- Problem A: List each thing the Marcus Schrenker article below says was absent when the plane crashed.
- Problem B: Reproduce everything from "He was treated" down to "be very popular." in the Marcus Schrenker article below, without alteration.

Marcus Schrenker - Investment Manager and Skydiver

This guy may not have come up with the biggest or sophisticated fraud but his attempts to cover his tracks give him price of place on Americas Most Smashable list. The Indiana investment manager who bailed out of his airplane over Alabama in a botched attempt to fake his own death and was subsequently captured was trying to leave behind a trail of personal and financial wreckage which extended from extramarital affairs to plain and simple theft and deception. Marcus Schrenker, 38, came up with a great plan ... Take off in the plane, call in a bird strike which caused injury and bleeding and then jump out with a parachute as the plane crashes, he even positioned a motorcycle near the bailout point so he could make his escape more swiftly. Problem is when the plane crashed there was no body, no bird strike, no blood and no way the story made sense. He must have figured the plot was a little thin as when he was taken into custody at a campground, he had slit his wrists in yet another attempt to kill himself, said Marty Keely, U.S. Marshal for the Northern District of Alabama. "I can't go into how we got there," said Keely, whose office was involved in the hunt for Schrenker. But there was a parachute involved ...

A Florida-based Marshal Service task force acted on a tip that Schrenker was inside a tent at the campground, and sent a group of about 20 officers to investigate. By the time Schrenker was found, Keely said, he had lost a great deal of blood.

He was treated at the scene and then airlifted to Tallahassee Memorial Hospital, Keely said. His injuries did not appear life-threatening.

Schrenker's capture ended a 48-hour manhunt by state and federal officials from Indiana, Alabama and Florida. He now faces a long list of charges and a life time of making sure he never drops the soap in the prison shower ... A handsome boy like this in the big house will be very popular.

- Information provided:
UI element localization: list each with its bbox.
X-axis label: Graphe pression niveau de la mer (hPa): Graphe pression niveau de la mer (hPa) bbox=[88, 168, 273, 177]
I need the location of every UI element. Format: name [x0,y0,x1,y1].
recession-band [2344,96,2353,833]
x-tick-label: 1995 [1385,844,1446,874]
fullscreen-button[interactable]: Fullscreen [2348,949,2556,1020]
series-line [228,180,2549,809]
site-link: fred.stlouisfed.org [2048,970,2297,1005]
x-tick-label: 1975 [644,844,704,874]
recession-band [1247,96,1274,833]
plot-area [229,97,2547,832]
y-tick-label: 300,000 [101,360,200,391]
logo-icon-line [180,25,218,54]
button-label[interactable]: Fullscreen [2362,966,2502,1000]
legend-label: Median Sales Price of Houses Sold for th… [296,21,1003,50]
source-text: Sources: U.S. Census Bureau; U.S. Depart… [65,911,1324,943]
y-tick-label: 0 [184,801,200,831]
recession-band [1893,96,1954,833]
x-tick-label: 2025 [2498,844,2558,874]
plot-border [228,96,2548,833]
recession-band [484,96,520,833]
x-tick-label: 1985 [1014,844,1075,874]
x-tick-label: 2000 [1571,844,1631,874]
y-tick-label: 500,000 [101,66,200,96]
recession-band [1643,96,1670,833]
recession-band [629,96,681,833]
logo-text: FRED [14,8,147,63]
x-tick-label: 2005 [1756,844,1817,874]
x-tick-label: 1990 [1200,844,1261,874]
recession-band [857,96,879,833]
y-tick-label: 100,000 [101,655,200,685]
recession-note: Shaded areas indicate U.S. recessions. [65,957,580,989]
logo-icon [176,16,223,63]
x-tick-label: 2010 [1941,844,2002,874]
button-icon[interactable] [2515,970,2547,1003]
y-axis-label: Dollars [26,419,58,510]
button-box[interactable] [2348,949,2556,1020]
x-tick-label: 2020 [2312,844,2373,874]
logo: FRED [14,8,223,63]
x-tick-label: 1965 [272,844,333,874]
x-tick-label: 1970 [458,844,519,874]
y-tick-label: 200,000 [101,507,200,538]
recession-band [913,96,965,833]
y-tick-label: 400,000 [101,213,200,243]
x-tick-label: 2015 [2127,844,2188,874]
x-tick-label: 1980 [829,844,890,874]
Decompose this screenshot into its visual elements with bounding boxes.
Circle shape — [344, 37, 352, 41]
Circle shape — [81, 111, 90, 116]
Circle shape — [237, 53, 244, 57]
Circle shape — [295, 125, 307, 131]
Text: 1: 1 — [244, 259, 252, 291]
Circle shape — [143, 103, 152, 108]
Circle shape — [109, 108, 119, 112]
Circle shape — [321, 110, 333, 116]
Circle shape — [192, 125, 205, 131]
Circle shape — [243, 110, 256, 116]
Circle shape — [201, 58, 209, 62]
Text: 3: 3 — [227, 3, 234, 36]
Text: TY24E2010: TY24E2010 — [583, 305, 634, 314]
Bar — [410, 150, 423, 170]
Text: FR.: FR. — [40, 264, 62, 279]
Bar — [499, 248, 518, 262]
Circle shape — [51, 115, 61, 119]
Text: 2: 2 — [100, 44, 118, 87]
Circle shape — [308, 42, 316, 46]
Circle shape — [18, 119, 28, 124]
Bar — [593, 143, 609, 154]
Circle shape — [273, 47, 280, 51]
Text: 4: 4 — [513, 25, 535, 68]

- Answer A:
- a body
- a bird strike
- blood
- any way the story made sense

- Answer B:
He was treated at the scene and then airlifted to Tallahassee Memorial Hospital, Keely said. His injuries did not appear life-threatening.

Schrenker's capture ended a 48-hour manhunt by state and federal officials from Indiana, Alabama and Florida. He now faces a long list of charges and a life time of making sure he never drops the soap in the prison shower ... A handsome boy like this in the big house will be very popular.